■ FRAGMENTO DADO ■
----
En 1899 Clara Zetkin y Rosa Luxemburg se encuentran en el Congreso del partido celebrado en Hannover, donde el propio Bebel deberá enfrentarse con Bernstein, también en esta ocasión las dos mujeres se mantuvieron en el centro del debate. La primera había conducido la batalla desde «Die Gleichheit», la segunda había hecho publicar su brillante trabajo revolucionario Reforma o Revolución.
Los años más intensos de la actividad común de las dos mujeres serán, con todo, los que seguirán a la definitiva ruptura con la mayoría revisionista del partido socialdemócrata y que, con la constitución del grupo «Internacional» y la publicación del primer número de la revista «Die Internationale», en abril de 1915, iniciará la organización de la izquierda de la socialdemocracia alemana que confluirá en la Liga Spartakus y, más tarde, en el Partido Comunista Alemán. 1899 es también el año del encuentro con el pintor Georg Friedrich Zundel y del segundo matrimonio de Clara Zetkin; será una relación que durará pocos años por la profunda diversidad de los dos temperamentos. Sin embargo, son años felices para Zetkin y para los dos hijos que Ossip Zetkin le había dejado, después de su muerte en enero de 1889.
----
■ TAREA ASIGNADA 1 ■
Indica, por favor, si cada afirmación concuerda con el fragmento sobre Clara Zetkin y Rosa Luxemburg: responde sí o no y cita las palabras decisivas del fragmento. (a) El primer número de la revista «Die Internationale» apareció en abril de 1915. (b) El matrimonio de Clara Zetkin con Georg Friedrich Zundel duró muchos años. (c) El Congreso del partido de 1899 se celebró en Hannover.
■ TAREA ASIGNADA 2 ■
Copia del fragmento sobre Clara Zetkin y Rosa Luxemburg el pasaje que comienza con «Los años más» y continúa hasta «enero de 1889.».

■ MATERIAL ■
----
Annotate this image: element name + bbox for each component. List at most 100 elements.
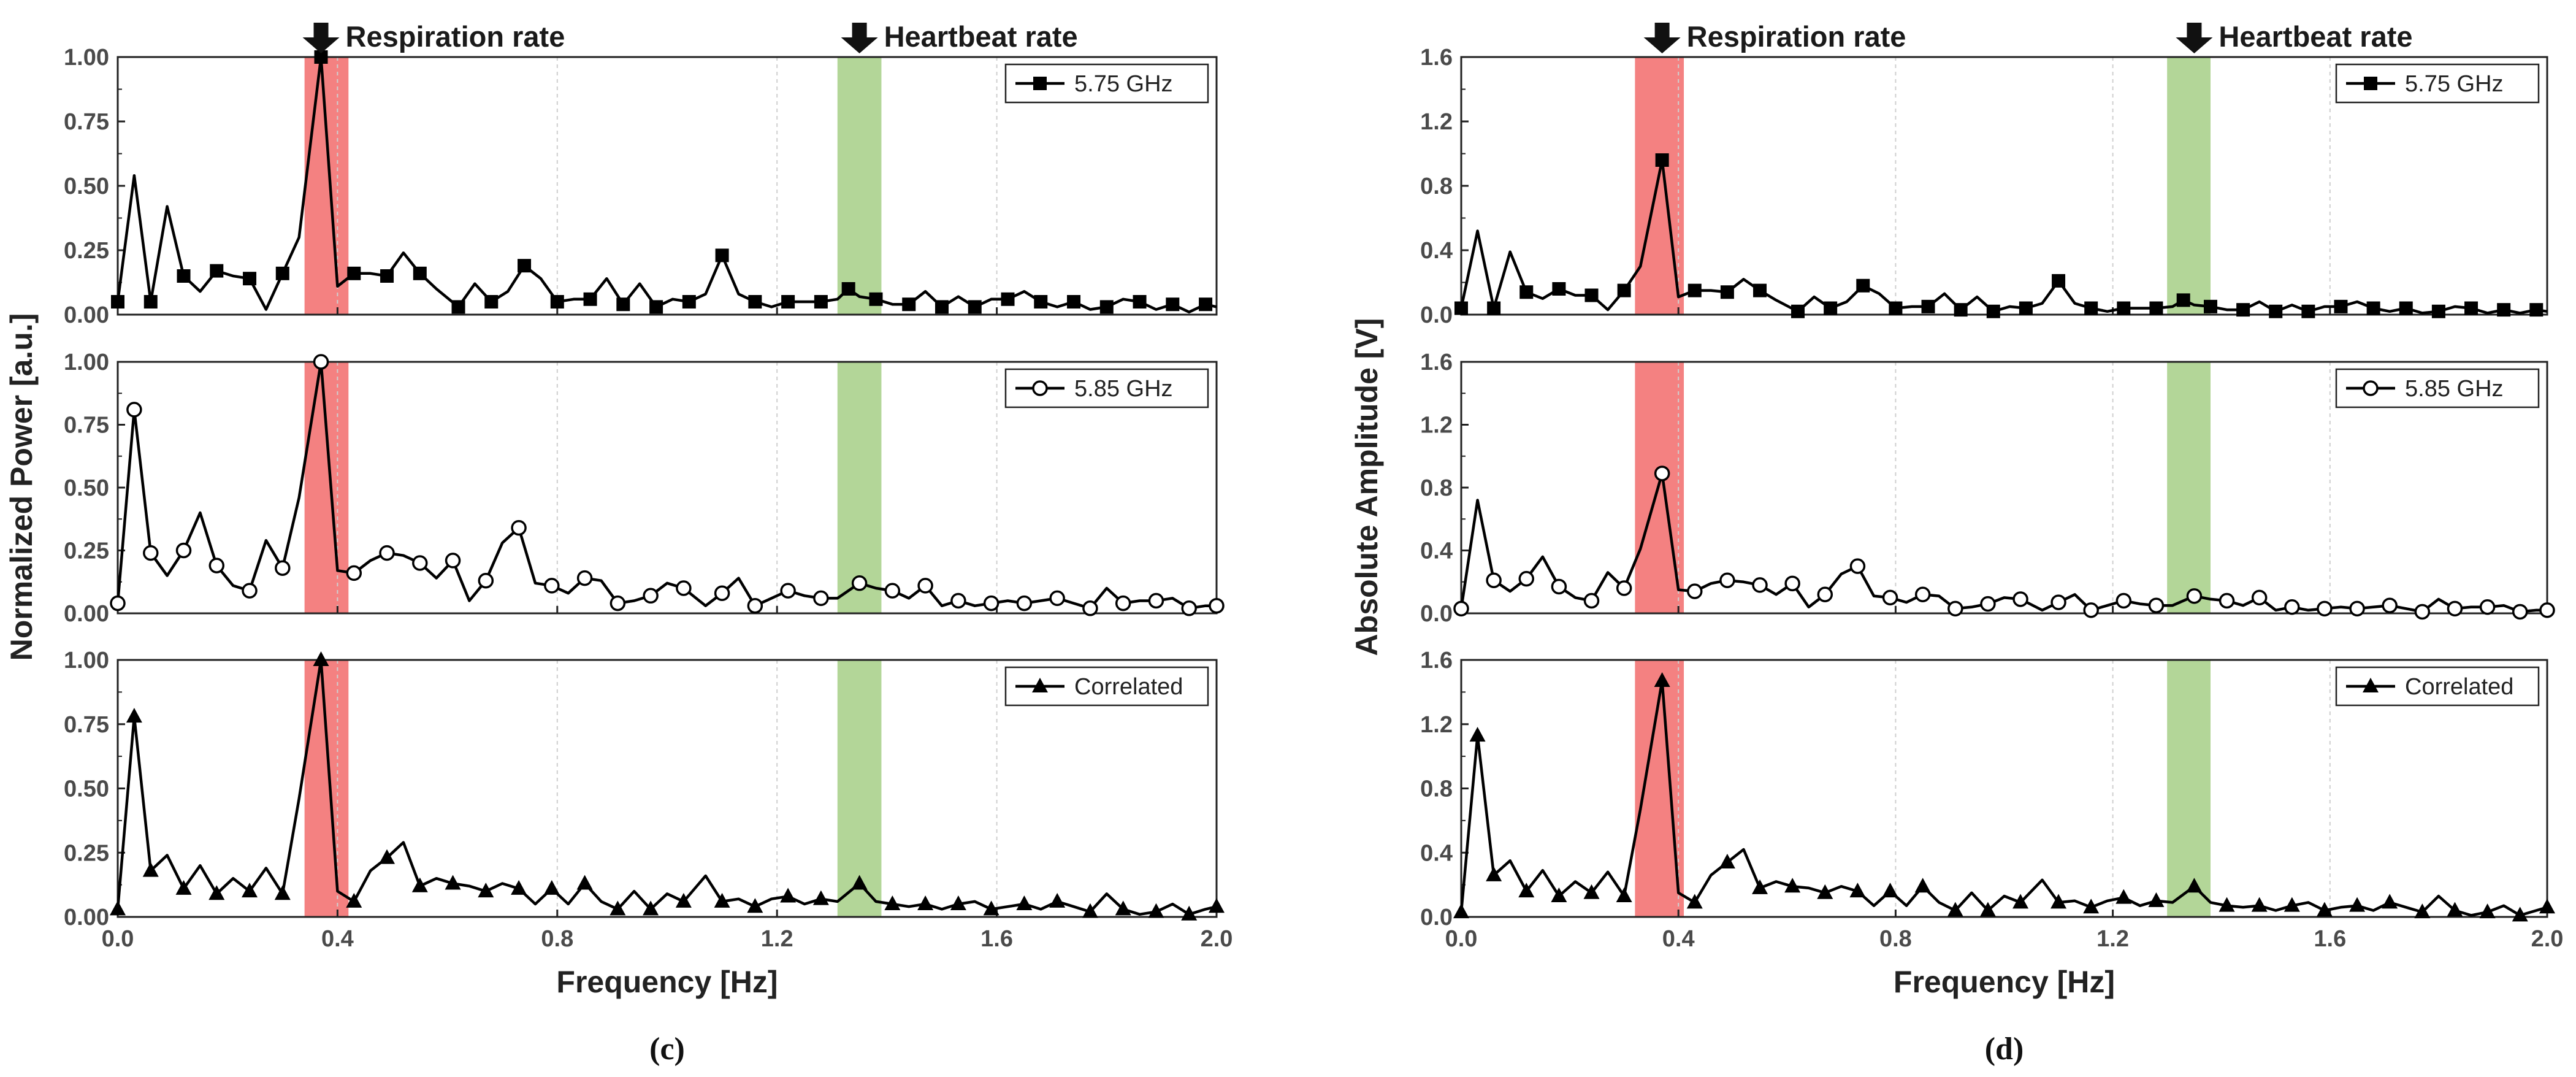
----
■ RESPUESTA REDACTADA 1 ■
(a) Sí: «la publicación del primer número de la revista «Die Internationale», en abril de 1915».
(b) No: «será una relación que durará pocos años por la profunda diversidad de los dos temperamentos».
(c) Sí: «En 1899 Clara Zetkin y Rosa Luxemburg se encuentran en el Congreso del partido celebrado en Hannover».

■ RESPUESTA REDACTADA 2 ■
Los años más intensos de la actividad común de las dos mujeres serán, con todo, los que seguirán a la definitiva ruptura con la mayoría revisionista del partido socialdemócrata y que, con la constitución del grupo «Internacional» y la publicación del primer número de la revista «Die Internationale», en abril de 1915, iniciará la organización de la izquierda de la socialdemocracia alemana que confluirá en la Liga Spartakus y, más tarde, en el Partido Comunista Alemán. 1899 es también el año del encuentro con el pintor Georg Friedrich Zundel y del segundo matrimonio de Clara Zetkin; será una relación que durará pocos años por la profunda diversidad de los dos temperamentos. Sin embargo, son años felices para Zetkin y para los dos hijos que Ossip Zetkin le había dejado, después de su muerte en enero de 1889.